***** Dataset rows

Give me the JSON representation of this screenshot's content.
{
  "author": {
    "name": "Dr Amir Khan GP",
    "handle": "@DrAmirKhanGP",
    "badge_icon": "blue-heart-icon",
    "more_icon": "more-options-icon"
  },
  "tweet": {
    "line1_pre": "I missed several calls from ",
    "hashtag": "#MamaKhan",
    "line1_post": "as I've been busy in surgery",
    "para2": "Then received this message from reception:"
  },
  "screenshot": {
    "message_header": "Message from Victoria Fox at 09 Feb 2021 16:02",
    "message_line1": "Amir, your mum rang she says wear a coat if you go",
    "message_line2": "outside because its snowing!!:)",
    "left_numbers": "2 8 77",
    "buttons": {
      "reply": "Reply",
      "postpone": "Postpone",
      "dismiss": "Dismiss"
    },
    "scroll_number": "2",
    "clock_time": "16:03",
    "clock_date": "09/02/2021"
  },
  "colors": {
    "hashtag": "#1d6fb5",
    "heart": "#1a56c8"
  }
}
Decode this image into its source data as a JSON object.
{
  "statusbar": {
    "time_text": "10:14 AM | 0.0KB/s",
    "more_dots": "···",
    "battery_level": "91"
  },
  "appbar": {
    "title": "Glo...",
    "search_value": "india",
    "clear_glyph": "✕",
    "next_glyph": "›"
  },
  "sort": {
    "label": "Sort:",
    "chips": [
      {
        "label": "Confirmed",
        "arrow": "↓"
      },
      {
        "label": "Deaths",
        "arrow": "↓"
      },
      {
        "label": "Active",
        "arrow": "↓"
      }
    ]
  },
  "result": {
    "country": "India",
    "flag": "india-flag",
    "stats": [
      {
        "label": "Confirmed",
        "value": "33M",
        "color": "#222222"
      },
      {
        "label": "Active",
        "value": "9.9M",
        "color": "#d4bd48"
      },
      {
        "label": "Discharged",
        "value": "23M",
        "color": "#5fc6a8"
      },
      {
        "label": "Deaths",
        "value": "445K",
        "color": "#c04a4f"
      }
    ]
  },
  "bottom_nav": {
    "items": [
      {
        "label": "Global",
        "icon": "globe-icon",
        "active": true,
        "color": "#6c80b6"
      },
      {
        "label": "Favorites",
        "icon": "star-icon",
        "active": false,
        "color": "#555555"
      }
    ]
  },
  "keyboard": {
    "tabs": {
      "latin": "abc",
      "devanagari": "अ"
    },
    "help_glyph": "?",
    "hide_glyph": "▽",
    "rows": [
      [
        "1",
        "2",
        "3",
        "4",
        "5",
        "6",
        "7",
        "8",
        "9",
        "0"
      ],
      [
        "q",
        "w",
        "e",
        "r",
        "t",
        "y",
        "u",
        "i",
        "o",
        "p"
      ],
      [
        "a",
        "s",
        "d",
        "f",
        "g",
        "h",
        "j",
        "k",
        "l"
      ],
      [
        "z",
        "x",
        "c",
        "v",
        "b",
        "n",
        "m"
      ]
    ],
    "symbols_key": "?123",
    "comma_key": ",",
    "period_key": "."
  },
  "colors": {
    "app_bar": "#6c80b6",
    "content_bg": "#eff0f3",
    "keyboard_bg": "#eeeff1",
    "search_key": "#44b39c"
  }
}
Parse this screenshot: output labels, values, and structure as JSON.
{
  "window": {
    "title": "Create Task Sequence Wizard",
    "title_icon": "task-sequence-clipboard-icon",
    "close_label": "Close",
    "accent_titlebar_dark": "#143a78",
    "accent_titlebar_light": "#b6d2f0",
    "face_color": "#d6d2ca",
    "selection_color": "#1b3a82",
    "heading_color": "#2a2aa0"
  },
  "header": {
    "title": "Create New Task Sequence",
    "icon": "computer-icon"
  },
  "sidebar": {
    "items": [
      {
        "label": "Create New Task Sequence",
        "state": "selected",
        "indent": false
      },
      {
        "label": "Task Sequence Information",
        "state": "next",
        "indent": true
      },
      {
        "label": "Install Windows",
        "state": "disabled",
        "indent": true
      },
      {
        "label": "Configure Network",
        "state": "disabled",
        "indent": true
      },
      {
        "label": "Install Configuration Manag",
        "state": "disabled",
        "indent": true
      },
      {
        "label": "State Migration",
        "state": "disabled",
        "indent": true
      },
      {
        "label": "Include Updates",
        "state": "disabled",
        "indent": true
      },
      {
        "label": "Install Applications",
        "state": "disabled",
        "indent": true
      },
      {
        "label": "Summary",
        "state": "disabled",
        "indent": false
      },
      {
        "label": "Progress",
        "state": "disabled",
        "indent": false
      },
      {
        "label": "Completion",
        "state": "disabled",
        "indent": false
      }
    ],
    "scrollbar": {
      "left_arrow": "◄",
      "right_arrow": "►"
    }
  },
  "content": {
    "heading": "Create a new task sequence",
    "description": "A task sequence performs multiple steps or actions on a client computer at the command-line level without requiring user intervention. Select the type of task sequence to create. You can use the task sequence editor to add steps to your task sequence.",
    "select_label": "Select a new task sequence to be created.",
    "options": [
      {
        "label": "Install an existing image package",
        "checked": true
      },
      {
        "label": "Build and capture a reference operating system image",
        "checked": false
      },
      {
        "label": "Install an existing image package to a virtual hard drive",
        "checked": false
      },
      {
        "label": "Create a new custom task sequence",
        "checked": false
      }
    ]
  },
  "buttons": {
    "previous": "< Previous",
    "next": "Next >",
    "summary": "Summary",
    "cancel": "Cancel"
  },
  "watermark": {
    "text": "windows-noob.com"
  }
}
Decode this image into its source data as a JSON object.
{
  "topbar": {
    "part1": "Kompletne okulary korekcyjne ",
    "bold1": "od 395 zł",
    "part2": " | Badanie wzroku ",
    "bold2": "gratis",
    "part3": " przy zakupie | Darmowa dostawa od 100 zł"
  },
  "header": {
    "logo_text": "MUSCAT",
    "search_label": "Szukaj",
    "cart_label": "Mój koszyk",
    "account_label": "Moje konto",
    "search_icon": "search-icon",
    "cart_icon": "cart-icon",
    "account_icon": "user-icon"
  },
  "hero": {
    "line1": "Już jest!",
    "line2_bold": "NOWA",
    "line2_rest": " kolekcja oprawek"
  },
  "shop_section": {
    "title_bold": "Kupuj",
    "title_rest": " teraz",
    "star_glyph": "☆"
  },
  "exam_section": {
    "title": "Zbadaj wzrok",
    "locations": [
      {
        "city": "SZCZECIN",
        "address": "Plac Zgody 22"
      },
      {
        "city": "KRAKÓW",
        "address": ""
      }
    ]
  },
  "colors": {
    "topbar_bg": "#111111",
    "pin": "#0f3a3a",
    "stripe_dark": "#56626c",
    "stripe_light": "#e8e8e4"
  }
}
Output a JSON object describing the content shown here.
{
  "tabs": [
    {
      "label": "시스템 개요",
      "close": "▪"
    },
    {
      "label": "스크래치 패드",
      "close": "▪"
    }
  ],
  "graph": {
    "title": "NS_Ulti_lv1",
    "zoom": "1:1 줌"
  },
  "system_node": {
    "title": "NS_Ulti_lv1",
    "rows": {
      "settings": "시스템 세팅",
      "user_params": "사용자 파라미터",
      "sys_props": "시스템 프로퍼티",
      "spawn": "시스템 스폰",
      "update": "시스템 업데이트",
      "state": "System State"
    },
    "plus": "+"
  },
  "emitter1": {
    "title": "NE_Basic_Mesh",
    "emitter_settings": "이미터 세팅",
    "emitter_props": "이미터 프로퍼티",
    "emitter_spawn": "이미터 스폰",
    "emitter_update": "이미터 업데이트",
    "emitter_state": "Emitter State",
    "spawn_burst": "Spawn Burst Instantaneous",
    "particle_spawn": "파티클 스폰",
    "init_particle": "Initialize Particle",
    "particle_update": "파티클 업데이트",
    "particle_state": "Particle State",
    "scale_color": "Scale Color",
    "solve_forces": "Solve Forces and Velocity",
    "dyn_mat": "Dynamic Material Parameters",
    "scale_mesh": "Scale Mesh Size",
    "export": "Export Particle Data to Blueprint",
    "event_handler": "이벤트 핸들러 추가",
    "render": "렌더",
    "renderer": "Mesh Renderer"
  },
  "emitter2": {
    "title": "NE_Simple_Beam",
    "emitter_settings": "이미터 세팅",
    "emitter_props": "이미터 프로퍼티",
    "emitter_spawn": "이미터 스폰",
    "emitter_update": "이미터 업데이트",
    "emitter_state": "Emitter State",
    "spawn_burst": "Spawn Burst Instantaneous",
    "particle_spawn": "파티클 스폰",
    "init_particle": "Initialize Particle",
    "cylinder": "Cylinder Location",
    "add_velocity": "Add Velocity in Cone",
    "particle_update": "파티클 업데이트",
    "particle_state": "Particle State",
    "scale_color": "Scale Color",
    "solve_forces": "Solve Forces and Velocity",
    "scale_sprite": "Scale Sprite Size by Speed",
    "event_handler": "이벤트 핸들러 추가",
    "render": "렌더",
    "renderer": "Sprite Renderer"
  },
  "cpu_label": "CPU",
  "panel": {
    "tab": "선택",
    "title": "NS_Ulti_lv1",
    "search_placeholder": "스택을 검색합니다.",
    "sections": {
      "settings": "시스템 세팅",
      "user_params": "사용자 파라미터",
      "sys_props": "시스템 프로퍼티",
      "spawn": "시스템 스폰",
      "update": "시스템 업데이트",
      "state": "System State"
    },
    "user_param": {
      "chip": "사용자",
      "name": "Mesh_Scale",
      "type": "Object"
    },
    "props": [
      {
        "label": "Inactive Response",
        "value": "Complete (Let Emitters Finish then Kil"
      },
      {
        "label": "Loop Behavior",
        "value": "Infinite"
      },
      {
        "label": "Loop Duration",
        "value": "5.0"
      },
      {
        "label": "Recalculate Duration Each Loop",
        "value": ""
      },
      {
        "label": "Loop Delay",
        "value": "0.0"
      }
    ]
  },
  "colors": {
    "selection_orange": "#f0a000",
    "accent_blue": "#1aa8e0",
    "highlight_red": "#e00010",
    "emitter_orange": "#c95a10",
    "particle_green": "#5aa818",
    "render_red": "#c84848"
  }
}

**********

### Directions for this task
Identify every line where the string "Loop" appears.

### Result of this exercise
        "label": "Loop Behavior",
        "label": "Loop Duration",
        "label": "Recalculate Duration Each Loop",
        "label": "Loop Delay",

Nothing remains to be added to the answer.